-- start Data to use --

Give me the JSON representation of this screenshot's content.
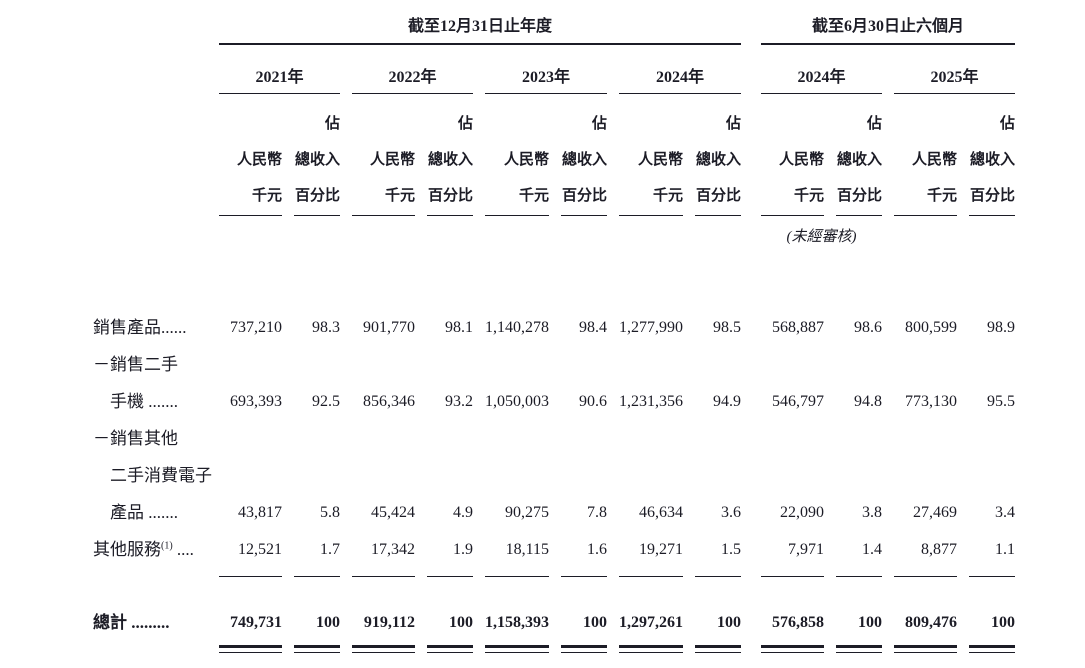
{
  "colors": {
    "background": "#ffffff",
    "text": "#1c1c26"
  },
  "table": {
    "sections": [
      {
        "title": "截至12月31日止年度"
      },
      {
        "title": "截至6月30日止六個月"
      }
    ],
    "years": [
      "2021年",
      "2022年",
      "2023年",
      "2024年",
      "2024年",
      "2025年"
    ],
    "column_headers": {
      "amount_line1": "人民幣",
      "amount_line2": "千元",
      "pct_line1": "佔",
      "pct_line2": "總收入",
      "pct_line3": "百分比"
    },
    "unaudited_note": "(未經審核)",
    "rows": [
      {
        "label_lines": [
          "銷售產品......"
        ],
        "values": [
          "737,210",
          "98.3",
          "901,770",
          "98.1",
          "1,140,278",
          "98.4",
          "1,277,990",
          "98.5",
          "568,887",
          "98.6",
          "800,599",
          "98.9"
        ]
      },
      {
        "label_lines": [
          "－銷售二手",
          "手機 ......."
        ],
        "values": [
          "693,393",
          "92.5",
          "856,346",
          "93.2",
          "1,050,003",
          "90.6",
          "1,231,356",
          "94.9",
          "546,797",
          "94.8",
          "773,130",
          "95.5"
        ]
      },
      {
        "label_lines": [
          "－銷售其他",
          "二手消費電子",
          "產品 ......."
        ],
        "values": [
          "43,817",
          "5.8",
          "45,424",
          "4.9",
          "90,275",
          "7.8",
          "46,634",
          "3.6",
          "22,090",
          "3.8",
          "27,469",
          "3.4"
        ]
      },
      {
        "label_main": "其他服務",
        "label_sup": "(1)",
        "label_tail": " ....",
        "values": [
          "12,521",
          "1.7",
          "17,342",
          "1.9",
          "18,115",
          "1.6",
          "19,271",
          "1.5",
          "7,971",
          "1.4",
          "8,877",
          "1.1"
        ]
      }
    ],
    "total_row": {
      "label": "總計 .........",
      "values": [
        "749,731",
        "100",
        "919,112",
        "100",
        "1,158,393",
        "100",
        "1,297,261",
        "100",
        "576,858",
        "100",
        "809,476",
        "100"
      ]
    }
  }
}
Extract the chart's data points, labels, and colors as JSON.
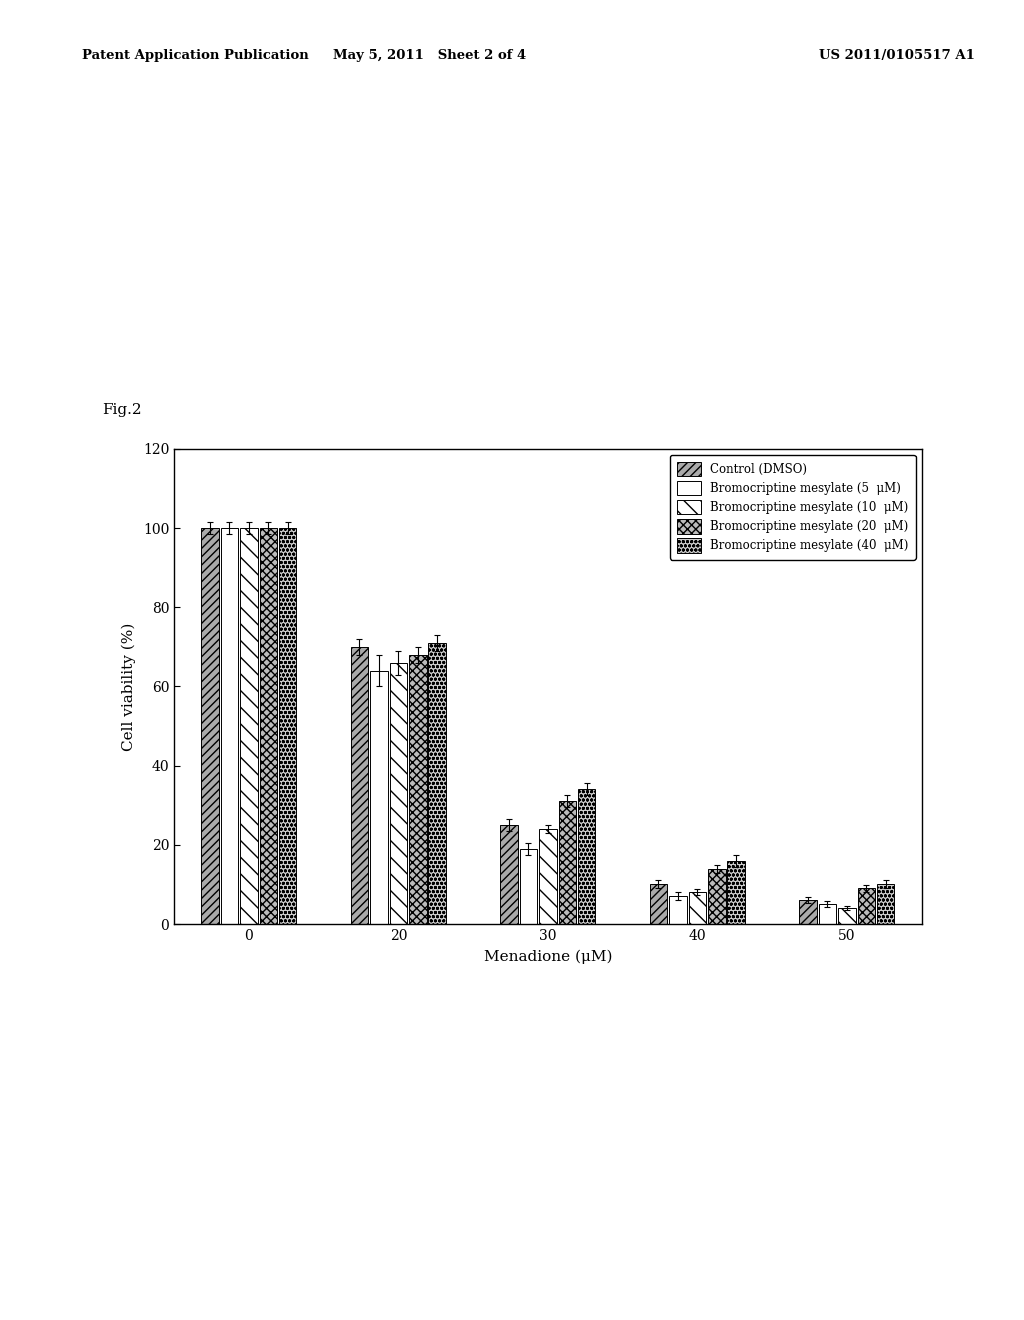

-- end Data to use --

### Required task
Using the material above, report each line where "title" occurs.

### Task response
        "title": "截至12月31日止年度"
        "title": "截至6月30日止六個月"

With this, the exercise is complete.